> [INSTRUCTIONS TO FOLLOW]:
In the entries below, find every line with "Zishe" and copy it.

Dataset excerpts
===

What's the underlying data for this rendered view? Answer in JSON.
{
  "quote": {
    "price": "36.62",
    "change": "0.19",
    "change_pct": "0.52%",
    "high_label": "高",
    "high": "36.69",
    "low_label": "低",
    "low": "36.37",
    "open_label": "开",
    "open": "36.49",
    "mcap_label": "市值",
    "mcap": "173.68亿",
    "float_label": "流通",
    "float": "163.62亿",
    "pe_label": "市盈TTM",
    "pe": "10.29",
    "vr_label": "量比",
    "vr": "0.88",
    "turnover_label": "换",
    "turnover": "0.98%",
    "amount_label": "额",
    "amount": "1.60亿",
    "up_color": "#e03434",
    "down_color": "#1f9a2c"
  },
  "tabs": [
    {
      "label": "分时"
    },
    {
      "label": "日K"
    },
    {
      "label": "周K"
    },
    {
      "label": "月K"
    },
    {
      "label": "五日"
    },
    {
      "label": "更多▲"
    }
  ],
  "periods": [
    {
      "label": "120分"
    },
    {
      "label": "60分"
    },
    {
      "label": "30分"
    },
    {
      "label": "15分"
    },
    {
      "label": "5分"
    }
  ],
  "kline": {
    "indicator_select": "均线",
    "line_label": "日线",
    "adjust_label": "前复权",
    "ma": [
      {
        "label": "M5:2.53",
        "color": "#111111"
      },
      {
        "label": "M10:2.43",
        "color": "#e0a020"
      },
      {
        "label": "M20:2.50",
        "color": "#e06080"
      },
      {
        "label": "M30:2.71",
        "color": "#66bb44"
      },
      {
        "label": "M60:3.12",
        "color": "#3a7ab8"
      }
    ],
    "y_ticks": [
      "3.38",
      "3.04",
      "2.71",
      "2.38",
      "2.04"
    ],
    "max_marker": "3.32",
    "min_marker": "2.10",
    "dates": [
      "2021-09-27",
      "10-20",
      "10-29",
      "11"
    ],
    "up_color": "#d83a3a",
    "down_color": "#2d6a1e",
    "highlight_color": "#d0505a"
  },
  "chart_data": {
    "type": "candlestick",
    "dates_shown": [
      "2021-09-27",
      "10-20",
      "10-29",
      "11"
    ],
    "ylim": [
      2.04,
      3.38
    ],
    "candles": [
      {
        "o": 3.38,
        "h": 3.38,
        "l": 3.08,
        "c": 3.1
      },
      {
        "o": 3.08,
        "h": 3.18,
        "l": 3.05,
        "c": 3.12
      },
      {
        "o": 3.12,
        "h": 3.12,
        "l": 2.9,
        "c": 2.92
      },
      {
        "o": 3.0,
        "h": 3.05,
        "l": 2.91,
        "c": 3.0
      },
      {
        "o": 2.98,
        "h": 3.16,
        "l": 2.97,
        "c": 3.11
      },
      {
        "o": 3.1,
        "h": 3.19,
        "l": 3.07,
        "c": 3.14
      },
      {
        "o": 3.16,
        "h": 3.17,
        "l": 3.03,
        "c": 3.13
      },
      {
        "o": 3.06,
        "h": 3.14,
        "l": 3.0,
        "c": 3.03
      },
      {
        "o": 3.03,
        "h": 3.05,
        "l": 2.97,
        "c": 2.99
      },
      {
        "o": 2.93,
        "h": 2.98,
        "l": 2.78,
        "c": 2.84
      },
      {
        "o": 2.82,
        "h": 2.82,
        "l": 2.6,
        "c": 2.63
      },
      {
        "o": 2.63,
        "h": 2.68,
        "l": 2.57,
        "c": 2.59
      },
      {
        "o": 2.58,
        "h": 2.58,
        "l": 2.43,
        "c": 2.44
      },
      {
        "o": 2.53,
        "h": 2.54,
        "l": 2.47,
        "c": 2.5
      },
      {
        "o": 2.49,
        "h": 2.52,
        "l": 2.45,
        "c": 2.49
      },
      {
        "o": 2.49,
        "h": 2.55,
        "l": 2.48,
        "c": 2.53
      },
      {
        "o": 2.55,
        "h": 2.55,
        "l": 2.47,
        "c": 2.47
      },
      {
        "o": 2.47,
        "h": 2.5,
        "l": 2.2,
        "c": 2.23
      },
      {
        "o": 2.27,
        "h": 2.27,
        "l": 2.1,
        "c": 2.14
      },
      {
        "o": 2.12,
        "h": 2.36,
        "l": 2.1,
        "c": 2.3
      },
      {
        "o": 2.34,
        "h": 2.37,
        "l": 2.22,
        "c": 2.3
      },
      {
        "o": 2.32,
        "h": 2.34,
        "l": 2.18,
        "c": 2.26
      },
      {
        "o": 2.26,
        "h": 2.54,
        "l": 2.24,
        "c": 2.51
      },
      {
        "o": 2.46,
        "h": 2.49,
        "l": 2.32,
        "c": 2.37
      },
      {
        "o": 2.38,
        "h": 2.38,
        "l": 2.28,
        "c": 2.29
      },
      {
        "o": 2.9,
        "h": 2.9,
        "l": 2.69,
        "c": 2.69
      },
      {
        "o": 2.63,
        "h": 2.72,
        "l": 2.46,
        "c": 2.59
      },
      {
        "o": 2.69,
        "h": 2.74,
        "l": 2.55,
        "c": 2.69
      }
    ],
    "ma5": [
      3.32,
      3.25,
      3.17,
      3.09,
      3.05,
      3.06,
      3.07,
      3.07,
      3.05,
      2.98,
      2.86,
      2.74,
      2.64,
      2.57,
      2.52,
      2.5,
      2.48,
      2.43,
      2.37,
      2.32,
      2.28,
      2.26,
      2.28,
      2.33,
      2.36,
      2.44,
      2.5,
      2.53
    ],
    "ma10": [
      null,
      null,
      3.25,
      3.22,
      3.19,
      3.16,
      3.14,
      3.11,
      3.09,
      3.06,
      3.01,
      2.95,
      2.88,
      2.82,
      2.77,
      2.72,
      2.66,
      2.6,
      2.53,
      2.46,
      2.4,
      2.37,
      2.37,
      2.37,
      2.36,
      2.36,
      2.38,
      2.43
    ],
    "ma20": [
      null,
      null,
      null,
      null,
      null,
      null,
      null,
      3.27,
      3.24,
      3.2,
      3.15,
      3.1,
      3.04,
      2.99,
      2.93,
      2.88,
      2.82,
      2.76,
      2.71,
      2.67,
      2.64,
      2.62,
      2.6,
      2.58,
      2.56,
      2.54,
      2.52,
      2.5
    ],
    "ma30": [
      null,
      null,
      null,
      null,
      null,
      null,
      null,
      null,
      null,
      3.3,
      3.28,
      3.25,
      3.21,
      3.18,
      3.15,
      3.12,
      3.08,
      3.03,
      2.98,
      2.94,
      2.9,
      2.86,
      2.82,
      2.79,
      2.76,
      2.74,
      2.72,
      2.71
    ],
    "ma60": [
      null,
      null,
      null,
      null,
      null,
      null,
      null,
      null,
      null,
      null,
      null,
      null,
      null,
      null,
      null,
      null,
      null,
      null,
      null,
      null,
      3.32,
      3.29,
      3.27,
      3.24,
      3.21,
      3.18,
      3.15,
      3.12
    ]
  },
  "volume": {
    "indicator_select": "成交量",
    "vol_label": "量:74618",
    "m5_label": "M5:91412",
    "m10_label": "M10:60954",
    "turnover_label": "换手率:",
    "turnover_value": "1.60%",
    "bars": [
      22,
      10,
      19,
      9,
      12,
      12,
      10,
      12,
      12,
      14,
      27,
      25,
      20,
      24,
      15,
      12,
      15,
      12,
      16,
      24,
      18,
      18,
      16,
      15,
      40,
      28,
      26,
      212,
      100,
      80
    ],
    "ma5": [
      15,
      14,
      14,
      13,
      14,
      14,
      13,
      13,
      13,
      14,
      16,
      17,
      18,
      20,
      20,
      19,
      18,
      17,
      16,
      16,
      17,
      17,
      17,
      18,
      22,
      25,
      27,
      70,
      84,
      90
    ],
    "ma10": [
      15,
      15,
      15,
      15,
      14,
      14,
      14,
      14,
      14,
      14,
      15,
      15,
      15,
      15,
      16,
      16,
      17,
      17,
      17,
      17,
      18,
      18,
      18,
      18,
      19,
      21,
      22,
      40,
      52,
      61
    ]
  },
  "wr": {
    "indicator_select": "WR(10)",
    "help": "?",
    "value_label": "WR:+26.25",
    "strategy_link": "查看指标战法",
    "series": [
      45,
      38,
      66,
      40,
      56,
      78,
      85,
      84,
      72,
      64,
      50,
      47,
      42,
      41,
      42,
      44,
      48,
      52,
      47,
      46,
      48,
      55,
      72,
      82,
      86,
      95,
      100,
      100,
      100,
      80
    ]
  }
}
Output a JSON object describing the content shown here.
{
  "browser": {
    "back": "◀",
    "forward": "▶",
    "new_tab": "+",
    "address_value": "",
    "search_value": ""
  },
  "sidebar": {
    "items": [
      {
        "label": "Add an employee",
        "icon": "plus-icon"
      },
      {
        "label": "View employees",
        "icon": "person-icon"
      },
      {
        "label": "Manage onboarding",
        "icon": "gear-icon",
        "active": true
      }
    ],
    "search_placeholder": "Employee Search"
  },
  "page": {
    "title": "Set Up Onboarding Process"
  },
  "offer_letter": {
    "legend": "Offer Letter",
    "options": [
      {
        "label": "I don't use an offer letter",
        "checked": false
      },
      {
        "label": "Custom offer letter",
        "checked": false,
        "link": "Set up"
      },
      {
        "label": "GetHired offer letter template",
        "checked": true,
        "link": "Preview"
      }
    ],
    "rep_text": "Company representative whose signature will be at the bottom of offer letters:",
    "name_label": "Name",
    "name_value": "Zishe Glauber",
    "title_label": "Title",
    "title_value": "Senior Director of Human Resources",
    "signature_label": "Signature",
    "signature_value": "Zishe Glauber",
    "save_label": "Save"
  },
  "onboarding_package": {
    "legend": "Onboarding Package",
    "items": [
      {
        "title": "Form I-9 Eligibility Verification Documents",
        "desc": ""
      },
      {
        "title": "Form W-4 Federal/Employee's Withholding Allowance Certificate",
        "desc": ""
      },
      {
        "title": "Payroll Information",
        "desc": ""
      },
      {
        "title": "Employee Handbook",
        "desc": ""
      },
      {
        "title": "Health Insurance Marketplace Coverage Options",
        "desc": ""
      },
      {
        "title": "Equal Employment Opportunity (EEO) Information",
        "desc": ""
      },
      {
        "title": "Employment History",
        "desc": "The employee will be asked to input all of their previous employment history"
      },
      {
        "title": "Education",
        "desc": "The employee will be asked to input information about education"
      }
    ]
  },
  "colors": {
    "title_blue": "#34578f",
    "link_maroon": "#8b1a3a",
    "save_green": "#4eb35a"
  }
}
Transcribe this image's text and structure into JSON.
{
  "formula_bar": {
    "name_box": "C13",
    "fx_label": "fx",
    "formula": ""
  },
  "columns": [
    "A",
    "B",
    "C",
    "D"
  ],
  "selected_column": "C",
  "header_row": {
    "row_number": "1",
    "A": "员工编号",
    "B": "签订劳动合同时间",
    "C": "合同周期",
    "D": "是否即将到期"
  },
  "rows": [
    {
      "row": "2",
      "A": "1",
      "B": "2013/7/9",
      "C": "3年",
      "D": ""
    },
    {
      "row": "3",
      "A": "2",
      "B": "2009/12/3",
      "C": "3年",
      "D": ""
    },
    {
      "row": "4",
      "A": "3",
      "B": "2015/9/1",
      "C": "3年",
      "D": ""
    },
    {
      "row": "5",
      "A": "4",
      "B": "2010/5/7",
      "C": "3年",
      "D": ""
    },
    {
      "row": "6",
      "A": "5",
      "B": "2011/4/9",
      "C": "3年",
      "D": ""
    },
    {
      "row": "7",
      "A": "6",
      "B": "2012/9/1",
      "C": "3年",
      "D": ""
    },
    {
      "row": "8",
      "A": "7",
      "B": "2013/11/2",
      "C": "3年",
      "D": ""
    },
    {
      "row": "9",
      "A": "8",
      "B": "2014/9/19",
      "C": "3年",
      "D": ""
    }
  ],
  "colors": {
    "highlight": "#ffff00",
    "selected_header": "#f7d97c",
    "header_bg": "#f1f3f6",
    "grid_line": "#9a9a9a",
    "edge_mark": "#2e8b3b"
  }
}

===

> [THE RESPONSE]:
    "name_value": "Zishe Glauber",
    "signature_value": "Zishe Glauber",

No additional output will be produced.